■ Provided records:
__________
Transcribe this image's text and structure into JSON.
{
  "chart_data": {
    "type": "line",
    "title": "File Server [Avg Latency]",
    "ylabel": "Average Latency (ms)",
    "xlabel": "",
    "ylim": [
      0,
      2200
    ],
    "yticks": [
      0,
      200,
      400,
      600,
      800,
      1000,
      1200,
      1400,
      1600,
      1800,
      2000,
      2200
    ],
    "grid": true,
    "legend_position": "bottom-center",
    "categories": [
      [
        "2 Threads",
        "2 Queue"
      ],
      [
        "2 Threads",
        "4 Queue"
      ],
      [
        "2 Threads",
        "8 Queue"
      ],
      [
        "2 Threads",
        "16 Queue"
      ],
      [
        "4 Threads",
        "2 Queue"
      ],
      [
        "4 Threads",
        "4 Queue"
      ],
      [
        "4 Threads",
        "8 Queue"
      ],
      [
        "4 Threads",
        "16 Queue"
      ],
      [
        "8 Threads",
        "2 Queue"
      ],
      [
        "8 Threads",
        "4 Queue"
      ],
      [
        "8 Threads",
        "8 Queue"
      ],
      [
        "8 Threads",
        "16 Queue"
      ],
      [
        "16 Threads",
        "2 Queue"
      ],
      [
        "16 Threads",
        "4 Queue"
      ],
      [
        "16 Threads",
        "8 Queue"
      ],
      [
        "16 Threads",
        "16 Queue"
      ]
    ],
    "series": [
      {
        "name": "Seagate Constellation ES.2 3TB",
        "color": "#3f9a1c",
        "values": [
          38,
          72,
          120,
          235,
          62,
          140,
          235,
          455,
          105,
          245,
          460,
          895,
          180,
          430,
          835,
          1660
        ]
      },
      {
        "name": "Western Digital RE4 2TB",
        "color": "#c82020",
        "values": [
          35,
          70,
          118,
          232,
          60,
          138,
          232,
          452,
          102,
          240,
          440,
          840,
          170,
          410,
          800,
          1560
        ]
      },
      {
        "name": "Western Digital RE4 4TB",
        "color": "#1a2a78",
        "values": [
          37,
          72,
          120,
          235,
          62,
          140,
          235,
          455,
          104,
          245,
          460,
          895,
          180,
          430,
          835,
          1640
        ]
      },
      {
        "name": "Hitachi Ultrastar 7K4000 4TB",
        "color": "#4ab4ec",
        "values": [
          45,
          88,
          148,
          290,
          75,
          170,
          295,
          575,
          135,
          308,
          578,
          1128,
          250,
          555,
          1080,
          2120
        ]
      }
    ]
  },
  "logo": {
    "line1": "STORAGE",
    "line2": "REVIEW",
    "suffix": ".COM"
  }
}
__________
■ Exercise task: Please repeat all the records above exactly as they appear.

■ Solution:
Transcribe this image's text and structure into JSON.
{
  "chart_data": {
    "type": "line",
    "title": "File Server [Avg Latency]",
    "ylabel": "Average Latency (ms)",
    "xlabel": "",
    "ylim": [
      0,
      2200
    ],
    "yticks": [
      0,
      200,
      400,
      600,
      800,
      1000,
      1200,
      1400,
      1600,
      1800,
      2000,
      2200
    ],
    "grid": true,
    "legend_position": "bottom-center",
    "categories": [
      [
        "2 Threads",
        "2 Queue"
      ],
      [
        "2 Threads",
        "4 Queue"
      ],
      [
        "2 Threads",
        "8 Queue"
      ],
      [
        "2 Threads",
        "16 Queue"
      ],
      [
        "4 Threads",
        "2 Queue"
      ],
      [
        "4 Threads",
        "4 Queue"
      ],
      [
        "4 Threads",
        "8 Queue"
      ],
      [
        "4 Threads",
        "16 Queue"
      ],
      [
        "8 Threads",
        "2 Queue"
      ],
      [
        "8 Threads",
        "4 Queue"
      ],
      [
        "8 Threads",
        "8 Queue"
      ],
      [
        "8 Threads",
        "16 Queue"
      ],
      [
        "16 Threads",
        "2 Queue"
      ],
      [
        "16 Threads",
        "4 Queue"
      ],
      [
        "16 Threads",
        "8 Queue"
      ],
      [
        "16 Threads",
        "16 Queue"
      ]
    ],
    "series": [
      {
        "name": "Seagate Constellation ES.2 3TB",
        "color": "#3f9a1c",
        "values": [
          38,
          72,
          120,
          235,
          62,
          140,
          235,
          455,
          105,
          245,
          460,
          895,
          180,
          430,
          835,
          1660
        ]
      },
      {
        "name": "Western Digital RE4 2TB",
        "color": "#c82020",
        "values": [
          35,
          70,
          118,
          232,
          60,
          138,
          232,
          452,
          102,
          240,
          440,
          840,
          170,
          410,
          800,
          1560
        ]
      },
      {
        "name": "Western Digital RE4 4TB",
        "color": "#1a2a78",
        "values": [
          37,
          72,
          120,
          235,
          62,
          140,
          235,
          455,
          104,
          245,
          460,
          895,
          180,
          430,
          835,
          1640
        ]
      },
      {
        "name": "Hitachi Ultrastar 7K4000 4TB",
        "color": "#4ab4ec",
        "values": [
          45,
          88,
          148,
          290,
          75,
          170,
          295,
          575,
          135,
          308,
          578,
          1128,
          250,
          555,
          1080,
          2120
        ]
      }
    ]
  },
  "logo": {
    "line1": "STORAGE",
    "line2": "REVIEW",
    "suffix": ".COM"
  }
}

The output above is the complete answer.